### RECORDS FOR THE EXERCISE

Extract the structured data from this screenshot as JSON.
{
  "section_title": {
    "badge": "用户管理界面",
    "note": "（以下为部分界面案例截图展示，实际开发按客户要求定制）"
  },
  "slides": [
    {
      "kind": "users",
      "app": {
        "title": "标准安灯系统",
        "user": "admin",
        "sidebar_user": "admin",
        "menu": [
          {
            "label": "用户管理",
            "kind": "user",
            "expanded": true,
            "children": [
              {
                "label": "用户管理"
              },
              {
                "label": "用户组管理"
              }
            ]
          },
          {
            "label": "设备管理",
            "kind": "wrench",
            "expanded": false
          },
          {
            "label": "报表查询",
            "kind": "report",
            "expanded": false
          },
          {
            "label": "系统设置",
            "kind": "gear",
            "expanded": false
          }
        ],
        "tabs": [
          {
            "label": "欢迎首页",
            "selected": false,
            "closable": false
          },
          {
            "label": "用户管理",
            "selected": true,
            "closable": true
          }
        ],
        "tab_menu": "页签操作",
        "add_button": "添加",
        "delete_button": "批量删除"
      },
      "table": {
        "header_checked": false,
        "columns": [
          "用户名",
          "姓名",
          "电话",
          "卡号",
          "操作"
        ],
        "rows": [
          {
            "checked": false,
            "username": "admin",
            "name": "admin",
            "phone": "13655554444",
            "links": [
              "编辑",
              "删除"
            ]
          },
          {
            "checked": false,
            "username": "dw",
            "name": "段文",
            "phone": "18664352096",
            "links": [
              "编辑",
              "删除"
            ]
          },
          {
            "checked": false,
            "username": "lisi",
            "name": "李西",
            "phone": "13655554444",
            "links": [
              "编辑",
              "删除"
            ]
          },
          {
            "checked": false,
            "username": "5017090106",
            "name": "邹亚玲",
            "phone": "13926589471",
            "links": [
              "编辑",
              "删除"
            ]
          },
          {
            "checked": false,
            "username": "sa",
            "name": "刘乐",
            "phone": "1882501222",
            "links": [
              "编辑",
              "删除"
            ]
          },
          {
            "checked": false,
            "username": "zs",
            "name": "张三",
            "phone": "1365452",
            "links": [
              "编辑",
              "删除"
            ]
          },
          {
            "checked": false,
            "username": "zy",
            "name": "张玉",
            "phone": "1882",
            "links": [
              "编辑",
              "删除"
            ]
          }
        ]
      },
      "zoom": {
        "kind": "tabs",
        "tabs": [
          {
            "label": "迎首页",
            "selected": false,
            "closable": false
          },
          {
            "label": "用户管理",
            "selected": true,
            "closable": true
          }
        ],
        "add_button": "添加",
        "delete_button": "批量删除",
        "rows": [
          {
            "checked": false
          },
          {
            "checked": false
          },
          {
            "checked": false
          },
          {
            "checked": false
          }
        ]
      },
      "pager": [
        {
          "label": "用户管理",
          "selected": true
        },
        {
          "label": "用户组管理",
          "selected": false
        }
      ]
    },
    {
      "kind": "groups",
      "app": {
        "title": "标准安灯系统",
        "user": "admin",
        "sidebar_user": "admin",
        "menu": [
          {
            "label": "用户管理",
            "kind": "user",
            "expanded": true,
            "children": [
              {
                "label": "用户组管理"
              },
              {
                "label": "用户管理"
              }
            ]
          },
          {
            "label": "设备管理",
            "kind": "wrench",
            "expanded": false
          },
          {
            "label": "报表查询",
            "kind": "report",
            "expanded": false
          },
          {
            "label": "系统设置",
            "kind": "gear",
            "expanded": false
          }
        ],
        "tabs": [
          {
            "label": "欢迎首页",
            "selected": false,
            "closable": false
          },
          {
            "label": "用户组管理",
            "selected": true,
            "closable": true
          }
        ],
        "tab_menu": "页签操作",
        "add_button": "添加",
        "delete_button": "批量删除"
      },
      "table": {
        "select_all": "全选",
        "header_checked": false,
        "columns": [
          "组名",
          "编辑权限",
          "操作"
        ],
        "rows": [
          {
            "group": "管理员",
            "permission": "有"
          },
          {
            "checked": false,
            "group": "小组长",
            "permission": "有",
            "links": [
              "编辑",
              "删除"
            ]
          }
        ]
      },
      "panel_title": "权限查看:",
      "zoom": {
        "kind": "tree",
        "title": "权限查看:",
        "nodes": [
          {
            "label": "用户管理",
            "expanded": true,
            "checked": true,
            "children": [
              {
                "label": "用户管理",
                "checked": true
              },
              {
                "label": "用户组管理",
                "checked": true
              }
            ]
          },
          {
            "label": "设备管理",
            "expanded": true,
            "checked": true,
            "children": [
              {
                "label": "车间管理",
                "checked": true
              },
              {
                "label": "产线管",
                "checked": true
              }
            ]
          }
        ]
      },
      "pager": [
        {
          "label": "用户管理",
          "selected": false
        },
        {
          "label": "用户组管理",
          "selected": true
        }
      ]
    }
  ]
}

######

→ **DIRECTIONS**
Write the data out again in full and exactly.

→ **FULL OUTPUT**
Extract the structured data from this screenshot as JSON.
{
  "section_title": {
    "badge": "用户管理界面",
    "note": "（以下为部分界面案例截图展示，实际开发按客户要求定制）"
  },
  "slides": [
    {
      "kind": "users",
      "app": {
        "title": "标准安灯系统",
        "user": "admin",
        "sidebar_user": "admin",
        "menu": [
          {
            "label": "用户管理",
            "kind": "user",
            "expanded": true,
            "children": [
              {
                "label": "用户管理"
              },
              {
                "label": "用户组管理"
              }
            ]
          },
          {
            "label": "设备管理",
            "kind": "wrench",
            "expanded": false
          },
          {
            "label": "报表查询",
            "kind": "report",
            "expanded": false
          },
          {
            "label": "系统设置",
            "kind": "gear",
            "expanded": false
          }
        ],
        "tabs": [
          {
            "label": "欢迎首页",
            "selected": false,
            "closable": false
          },
          {
            "label": "用户管理",
            "selected": true,
            "closable": true
          }
        ],
        "tab_menu": "页签操作",
        "add_button": "添加",
        "delete_button": "批量删除"
      },
      "table": {
        "header_checked": false,
        "columns": [
          "用户名",
          "姓名",
          "电话",
          "卡号",
          "操作"
        ],
        "rows": [
          {
            "checked": false,
            "username": "admin",
            "name": "admin",
            "phone": "13655554444",
            "links": [
              "编辑",
              "删除"
            ]
          },
          {
            "checked": false,
            "username": "dw",
            "name": "段文",
            "phone": "18664352096",
            "links": [
              "编辑",
              "删除"
            ]
          },
          {
            "checked": false,
            "username": "lisi",
            "name": "李西",
            "phone": "13655554444",
            "links": [
              "编辑",
              "删除"
            ]
          },
          {
            "checked": false,
            "username": "5017090106",
            "name": "邹亚玲",
            "phone": "13926589471",
            "links": [
              "编辑",
              "删除"
            ]
          },
          {
            "checked": false,
            "username": "sa",
            "name": "刘乐",
            "phone": "1882501222",
            "links": [
              "编辑",
              "删除"
            ]
          },
          {
            "checked": false,
            "username": "zs",
            "name": "张三",
            "phone": "1365452",
            "links": [
              "编辑",
              "删除"
            ]
          },
          {
            "checked": false,
            "username": "zy",
            "name": "张玉",
            "phone": "1882",
            "links": [
              "编辑",
              "删除"
            ]
          }
        ]
      },
      "zoom": {
        "kind": "tabs",
        "tabs": [
          {
            "label": "迎首页",
            "selected": false,
            "closable": false
          },
          {
            "label": "用户管理",
            "selected": true,
            "closable": true
          }
        ],
        "add_button": "添加",
        "delete_button": "批量删除",
        "rows": [
          {
            "checked": false
          },
          {
            "checked": false
          },
          {
            "checked": false
          },
          {
            "checked": false
          }
        ]
      },
      "pager": [
        {
          "label": "用户管理",
          "selected": true
        },
        {
          "label": "用户组管理",
          "selected": false
        }
      ]
    },
    {
      "kind": "groups",
      "app": {
        "title": "标准安灯系统",
        "user": "admin",
        "sidebar_user": "admin",
        "menu": [
          {
            "label": "用户管理",
            "kind": "user",
            "expanded": true,
            "children": [
              {
                "label": "用户组管理"
              },
              {
                "label": "用户管理"
              }
            ]
          },
          {
            "label": "设备管理",
            "kind": "wrench",
            "expanded": false
          },
          {
            "label": "报表查询",
            "kind": "report",
            "expanded": false
          },
          {
            "label": "系统设置",
            "kind": "gear",
            "expanded": false
          }
        ],
        "tabs": [
          {
            "label": "欢迎首页",
            "selected": false,
            "closable": false
          },
          {
            "label": "用户组管理",
            "selected": true,
            "closable": true
          }
        ],
        "tab_menu": "页签操作",
        "add_button": "添加",
        "delete_button": "批量删除"
      },
      "table": {
        "select_all": "全选",
        "header_checked": false,
        "columns": [
          "组名",
          "编辑权限",
          "操作"
        ],
        "rows": [
          {
            "group": "管理员",
            "permission": "有"
          },
          {
            "checked": false,
            "group": "小组长",
            "permission": "有",
            "links": [
              "编辑",
              "删除"
            ]
          }
        ]
      },
      "panel_title": "权限查看:",
      "zoom": {
        "kind": "tree",
        "title": "权限查看:",
        "nodes": [
          {
            "label": "用户管理",
            "expanded": true,
            "checked": true,
            "children": [
              {
                "label": "用户管理",
                "checked": true
              },
              {
                "label": "用户组管理",
                "checked": true
              }
            ]
          },
          {
            "label": "设备管理",
            "expanded": true,
            "checked": true,
            "children": [
              {
                "label": "车间管理",
                "checked": true
              },
              {
                "label": "产线管",
                "checked": true
              }
            ]
          }
        ]
      },
      "pager": [
        {
          "label": "用户管理",
          "selected": false
        },
        {
          "label": "用户组管理",
          "selected": true
        }
      ]
    }
  ]
}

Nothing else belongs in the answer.